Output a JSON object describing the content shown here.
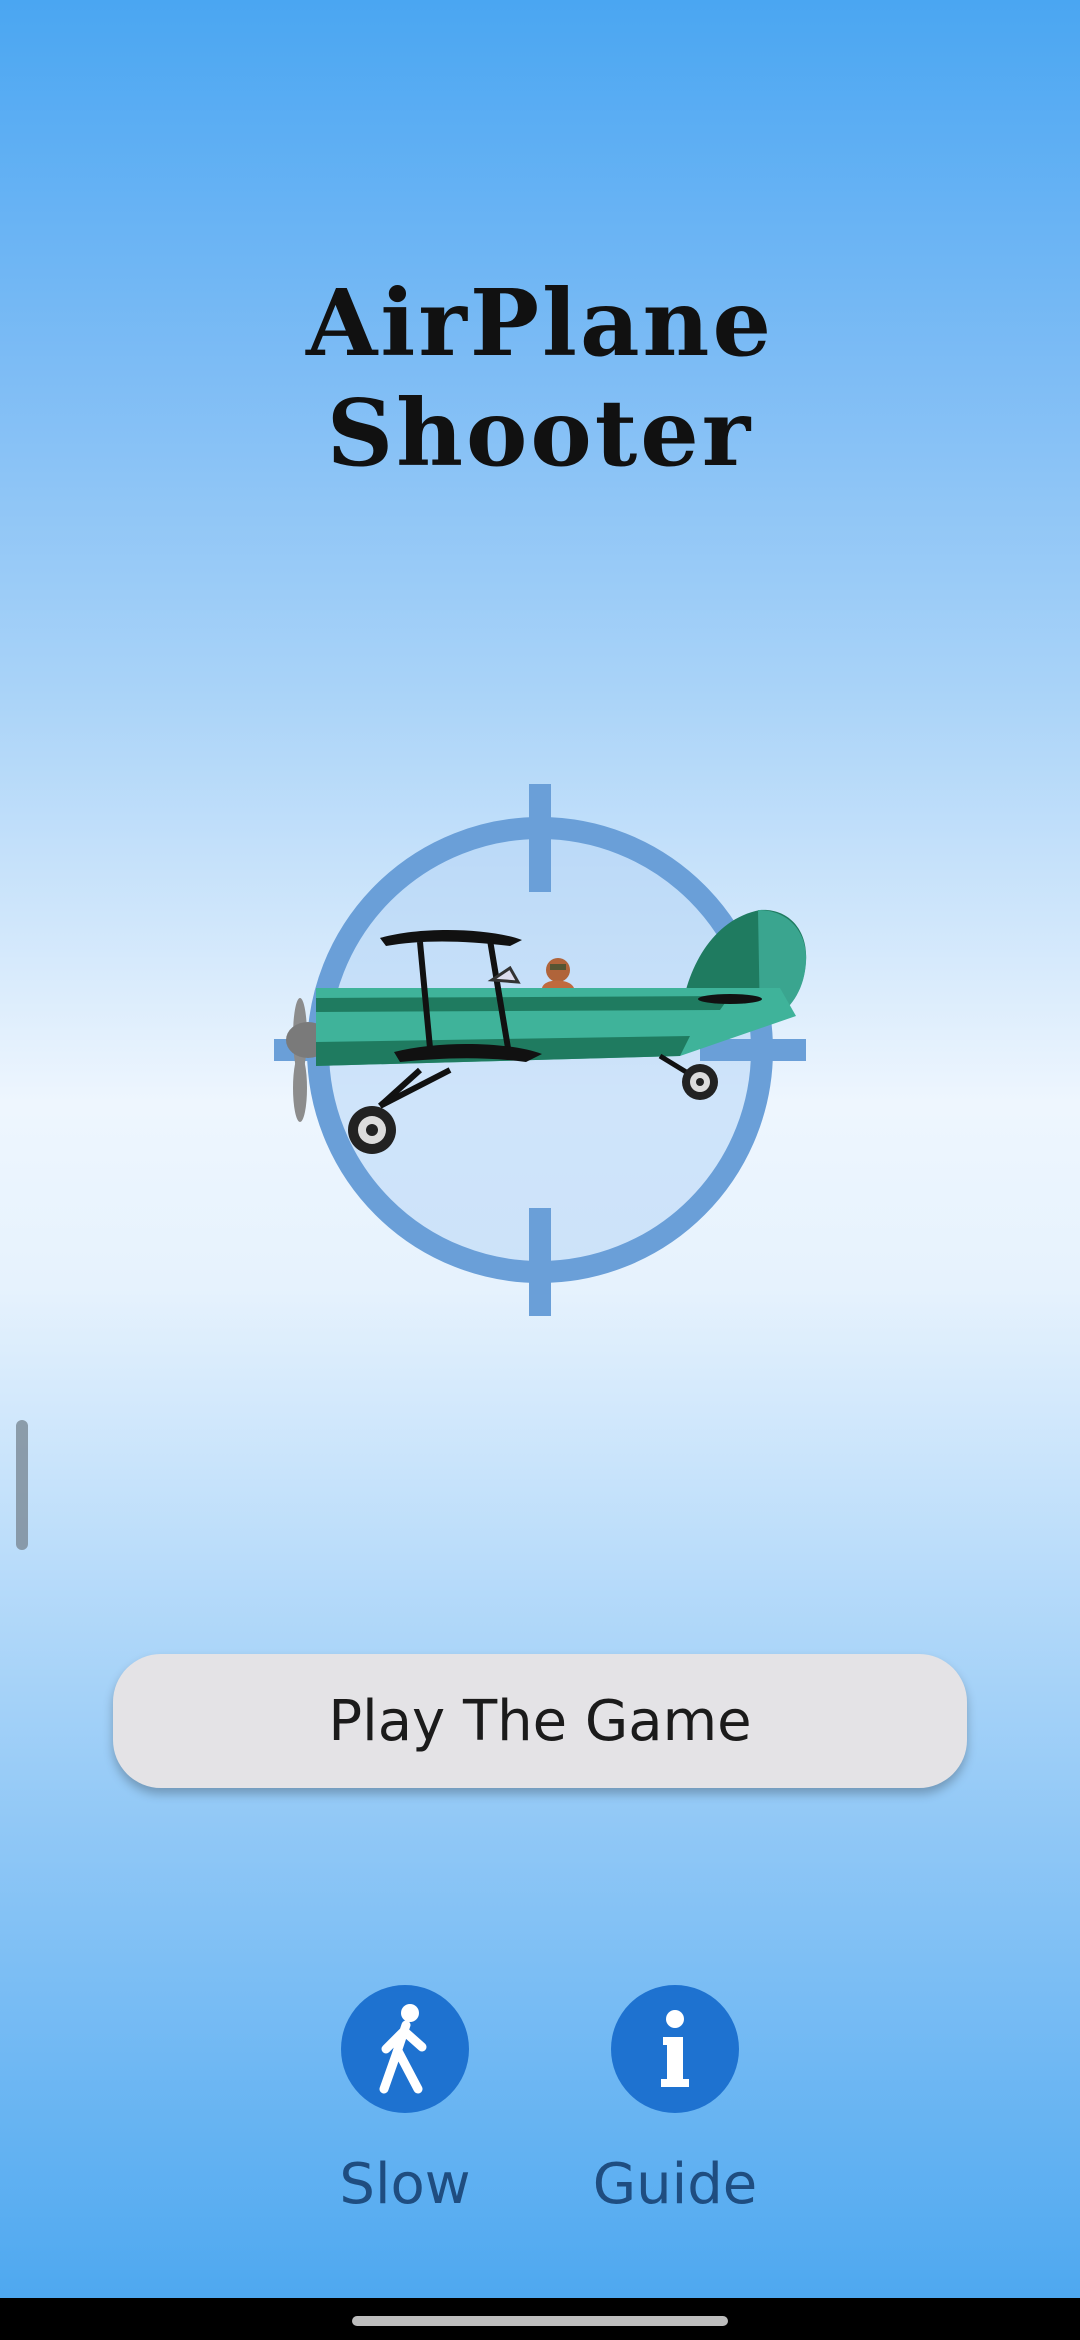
{
  "game": {
    "title_line1": "AirPlane",
    "title_line2": "Shooter"
  },
  "menu": {
    "play_label": "Play The Game",
    "slow_label": "Slow",
    "guide_label": "Guide",
    "slow_icon": "walking-person-icon",
    "guide_icon": "info-icon"
  },
  "colors": {
    "accent": "#1e72d0",
    "plane_body": "#3aa58f",
    "crosshair": "#6a9fd8"
  }
}
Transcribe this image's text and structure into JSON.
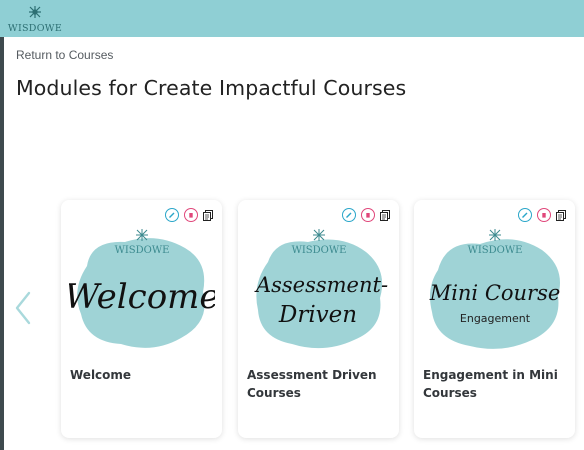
{
  "header": {
    "logo_text": "WISDOWE",
    "brand_color": "#8fcfd4"
  },
  "nav": {
    "return_link": "Return to Courses"
  },
  "page": {
    "title": "Modules for Create Impactful Courses"
  },
  "carousel": {
    "prev_icon": "chevron-left-icon",
    "accent_color": "#9fd3d6",
    "modules": [
      {
        "title": "Welcome",
        "art_logo": "WISDOWE",
        "art_script": "Welcome",
        "art_subtitle": "",
        "actions": [
          "edit-icon",
          "delete-icon",
          "copy-icon"
        ]
      },
      {
        "title": "Assessment Driven Courses",
        "art_logo": "WISDOWE",
        "art_script_line1": "Assessment-",
        "art_script_line2": "Driven",
        "art_subtitle": "",
        "actions": [
          "edit-icon",
          "delete-icon",
          "copy-icon"
        ]
      },
      {
        "title": "Engagement in Mini Courses",
        "art_logo": "WISDOWE",
        "art_script": "Mini Course",
        "art_subtitle": "Engagement",
        "actions": [
          "edit-icon",
          "delete-icon",
          "copy-icon"
        ]
      }
    ]
  }
}
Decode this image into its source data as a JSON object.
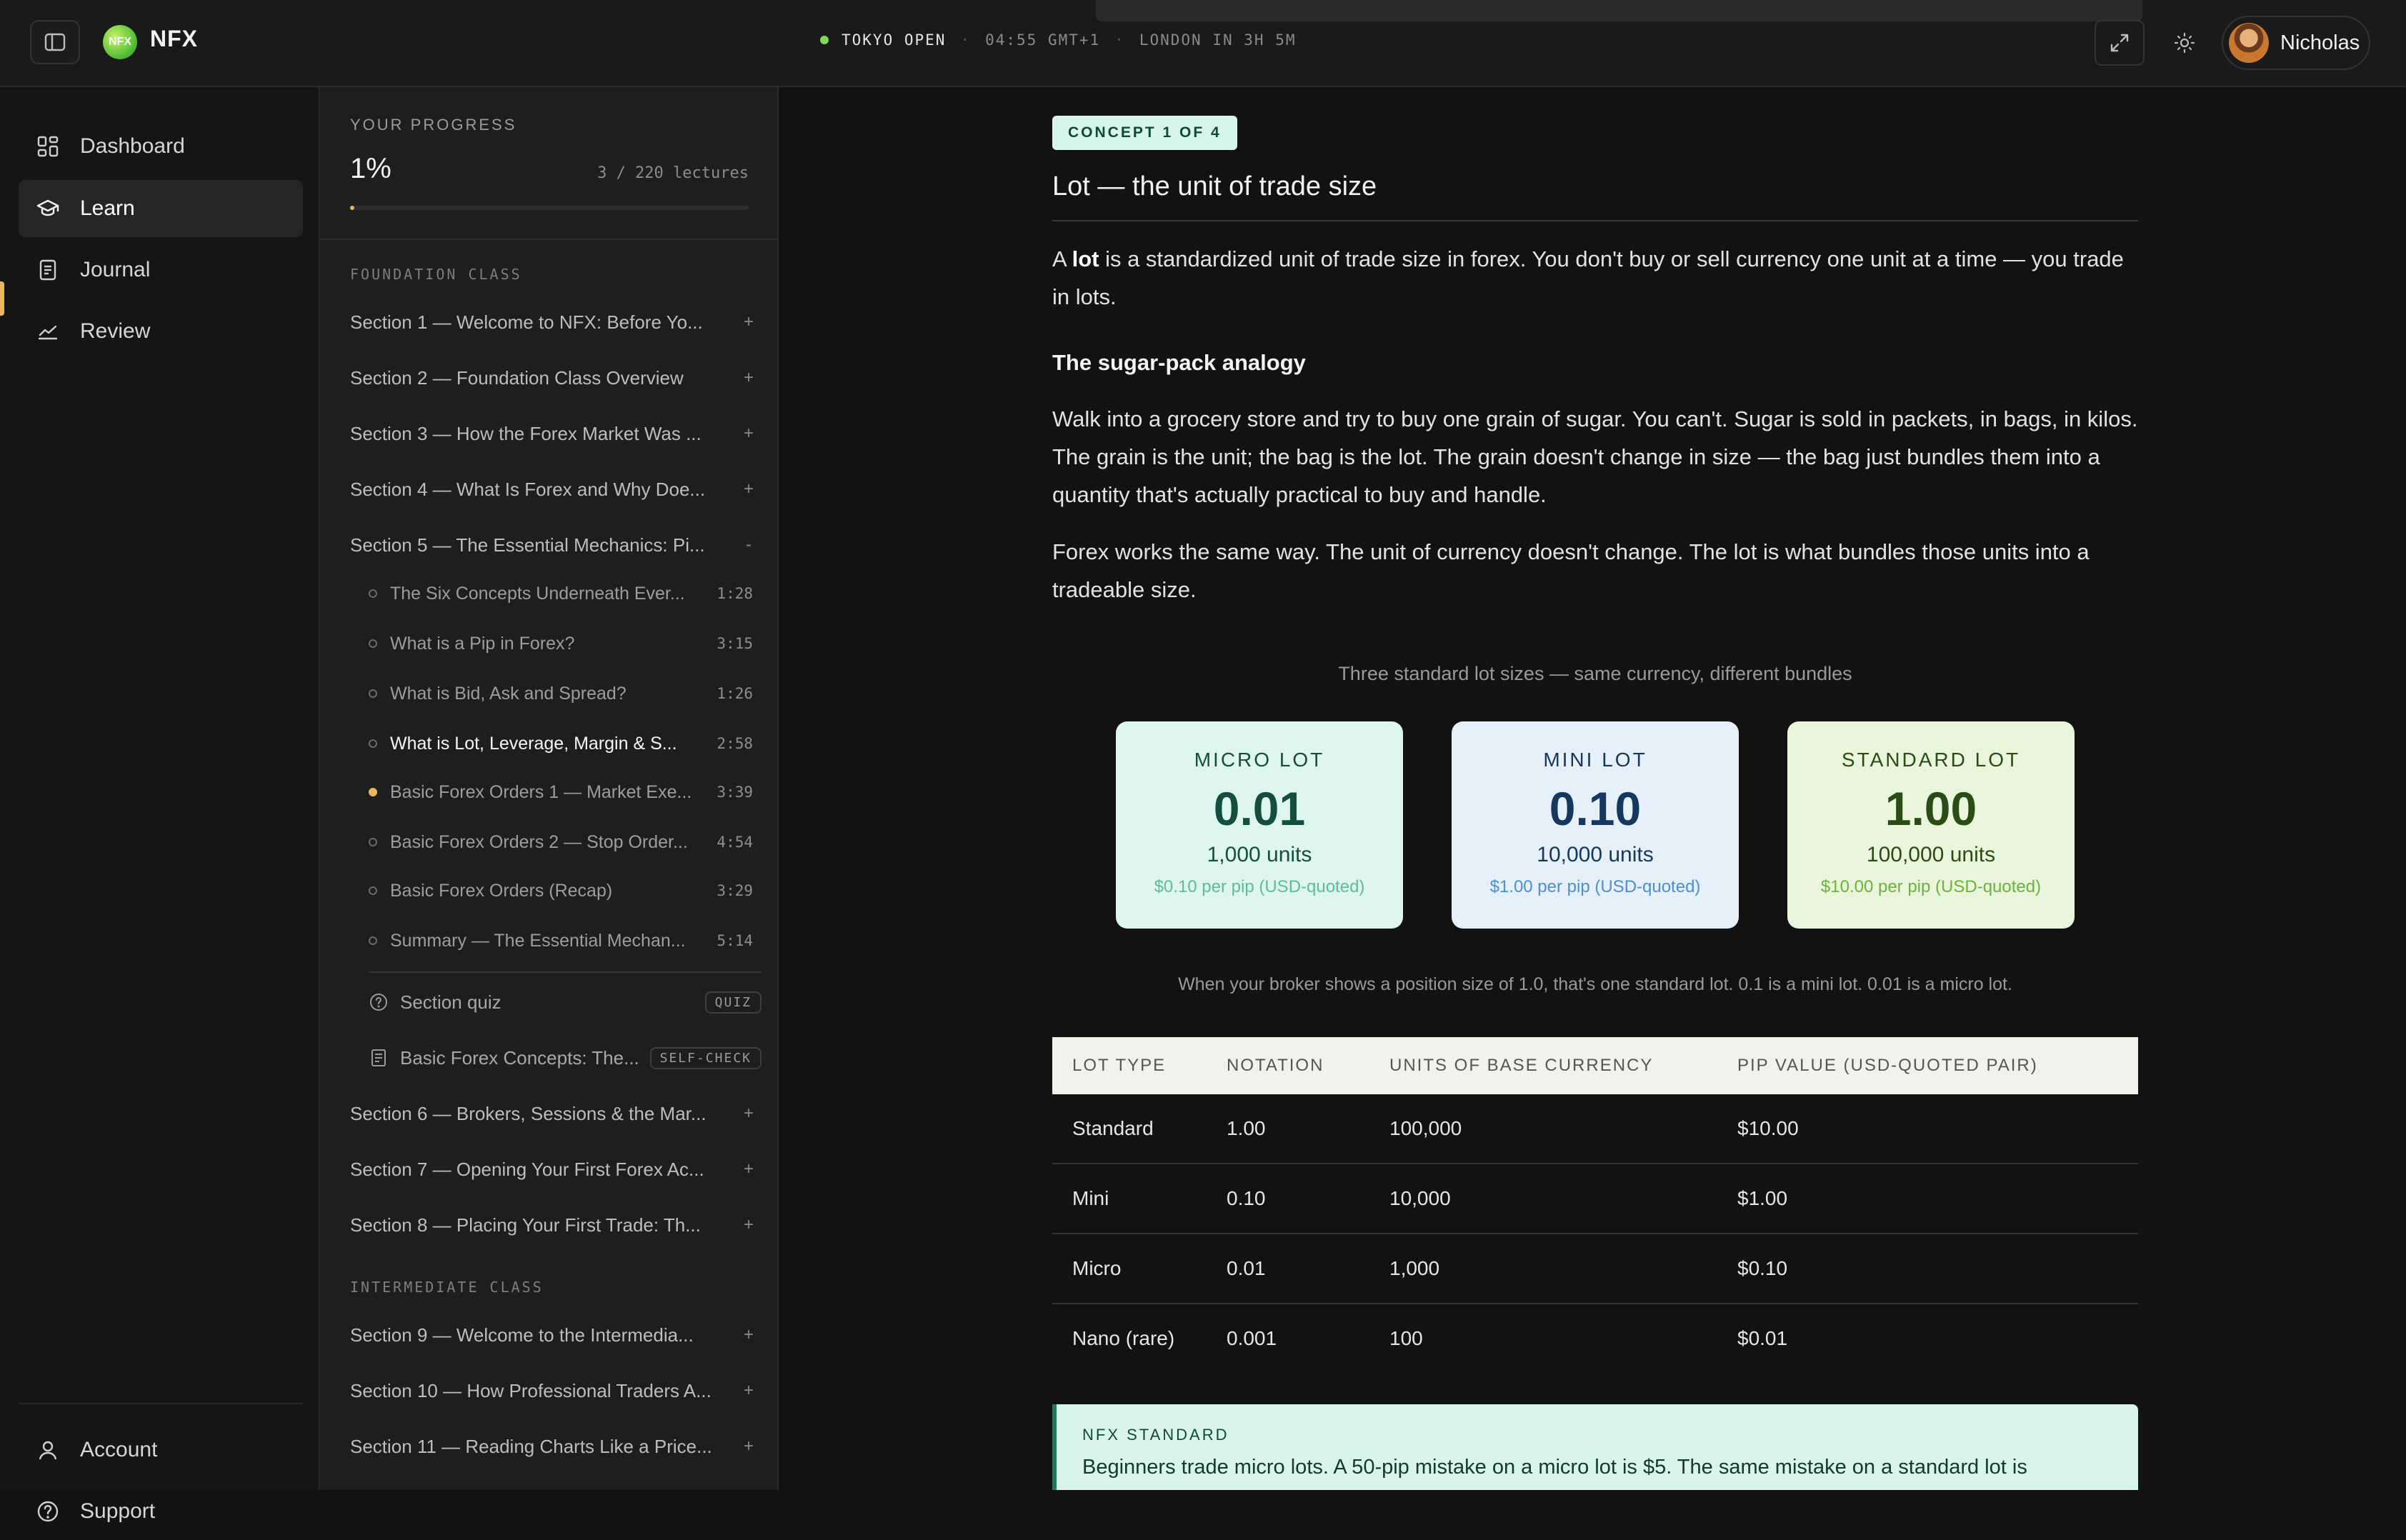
{
  "brand": {
    "name": "NFX",
    "logo_text": "NFX"
  },
  "market_status": {
    "session": "TOKYO OPEN",
    "time": "04:55 GMT+1",
    "next": "LONDON IN 3H 5M",
    "color": "#7ed957"
  },
  "user": {
    "name": "Nicholas"
  },
  "nav": {
    "items": [
      {
        "label": "Dashboard",
        "icon": "grid-icon"
      },
      {
        "label": "Learn",
        "icon": "graduation-cap-icon"
      },
      {
        "label": "Journal",
        "icon": "notebook-icon"
      },
      {
        "label": "Review",
        "icon": "trend-chart-icon"
      }
    ],
    "bottom": [
      {
        "label": "Account",
        "icon": "user-icon"
      },
      {
        "label": "Support",
        "icon": "help-circle-icon"
      }
    ]
  },
  "progress": {
    "label": "YOUR PROGRESS",
    "percent": "1%",
    "count": "3 / 220 lectures",
    "fill_fraction": 0.01,
    "accent": "#e7b75a"
  },
  "course": {
    "foundation_label": "FOUNDATION CLASS",
    "intermediate_label": "INTERMEDIATE CLASS",
    "sections_a": [
      {
        "title": "Section 1 — Welcome to NFX: Before Yo...",
        "toggle": "+"
      },
      {
        "title": "Section 2 — Foundation Class Overview",
        "toggle": "+"
      },
      {
        "title": "Section 3 — How the Forex Market Was ...",
        "toggle": "+"
      },
      {
        "title": "Section 4 — What Is Forex and Why Doe...",
        "toggle": "+"
      },
      {
        "title": "Section 5 — The Essential Mechanics: Pi...",
        "toggle": "-"
      }
    ],
    "lectures": [
      {
        "title": "The Six Concepts Underneath Ever...",
        "duration": "1:28"
      },
      {
        "title": "What is a Pip in Forex?",
        "duration": "3:15"
      },
      {
        "title": "What is Bid, Ask and Spread?",
        "duration": "1:26"
      },
      {
        "title": "What is Lot, Leverage, Margin & S...",
        "duration": "2:58"
      },
      {
        "title": "Basic Forex Orders 1 — Market Exe...",
        "duration": "3:39"
      },
      {
        "title": "Basic Forex Orders 2 — Stop Order...",
        "duration": "4:54"
      },
      {
        "title": "Basic Forex Orders (Recap)",
        "duration": "3:29"
      },
      {
        "title": "Summary — The Essential Mechan...",
        "duration": "5:14"
      }
    ],
    "quiz": {
      "title": "Section quiz",
      "tag": "QUIZ"
    },
    "selfcheck": {
      "title": "Basic Forex Concepts: The...",
      "tag": "SELF-CHECK"
    },
    "sections_b": [
      {
        "title": "Section 6 — Brokers, Sessions & the Mar...",
        "toggle": "+"
      },
      {
        "title": "Section 7 — Opening Your First Forex Ac...",
        "toggle": "+"
      },
      {
        "title": "Section 8 — Placing Your First Trade: Th...",
        "toggle": "+"
      }
    ],
    "sections_c": [
      {
        "title": "Section 9 — Welcome to the Intermedia...",
        "toggle": "+"
      },
      {
        "title": "Section 10 — How Professional Traders A...",
        "toggle": "+"
      },
      {
        "title": "Section 11 — Reading Charts Like a Price...",
        "toggle": "+"
      }
    ]
  },
  "lesson": {
    "concept_tag": "CONCEPT 1 OF 4",
    "title": "Lot — the unit of trade size",
    "intro_a": "A ",
    "intro_bold": "lot",
    "intro_b": " is a standardized unit of trade size in forex. You don't buy or sell currency one unit at a time — you trade in lots.",
    "subheading": "The sugar-pack analogy",
    "para2": "Walk into a grocery store and try to buy one grain of sugar. You can't. Sugar is sold in packets, in bags, in kilos. The grain is the unit; the bag is the lot. The grain doesn't change in size — the bag just bundles them into a quantity that's actually practical to buy and handle.",
    "para3": "Forex works the same way. The unit of currency doesn't change. The lot is what bundles those units into a tradeable size.",
    "lots_caption": "Three standard lot sizes — same currency, different bundles",
    "lots": [
      {
        "name": "MICRO LOT",
        "value": "0.01",
        "units": "1,000 units",
        "pip": "$0.10 per pip (USD-quoted)",
        "bg": "#dff6ee",
        "fg": "#134e3e",
        "sub": "#5dbba0"
      },
      {
        "name": "MINI LOT",
        "value": "0.10",
        "units": "10,000 units",
        "pip": "$1.00 per pip (USD-quoted)",
        "bg": "#e5f0fb",
        "fg": "#17385e",
        "sub": "#4d8fd1"
      },
      {
        "name": "STANDARD LOT",
        "value": "1.00",
        "units": "100,000 units",
        "pip": "$10.00 per pip (USD-quoted)",
        "bg": "#e9f6dc",
        "fg": "#2a4d16",
        "sub": "#6db13f"
      }
    ],
    "lots_note": "When your broker shows a position size of 1.0, that's one standard lot. 0.1 is a mini lot. 0.01 is a micro lot.",
    "table": {
      "headers": [
        "LOT TYPE",
        "NOTATION",
        "UNITS OF BASE CURRENCY",
        "PIP VALUE (USD-QUOTED PAIR)"
      ],
      "rows": [
        [
          "Standard",
          "1.00",
          "100,000",
          "$10.00"
        ],
        [
          "Mini",
          "0.10",
          "10,000",
          "$1.00"
        ],
        [
          "Micro",
          "0.01",
          "1,000",
          "$0.10"
        ],
        [
          "Nano (rare)",
          "0.001",
          "100",
          "$0.01"
        ]
      ]
    },
    "callout": {
      "label": "NFX STANDARD",
      "text": "Beginners trade micro lots. A 50-pip mistake on a micro lot is $5. The same mistake on a standard lot is"
    }
  }
}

What is expected:
Find the lines above holding the word "Assessment" and show them.

Exercise result:
        "title": "Assessment Driven Courses",
        "art_script_line1": "Assessment-",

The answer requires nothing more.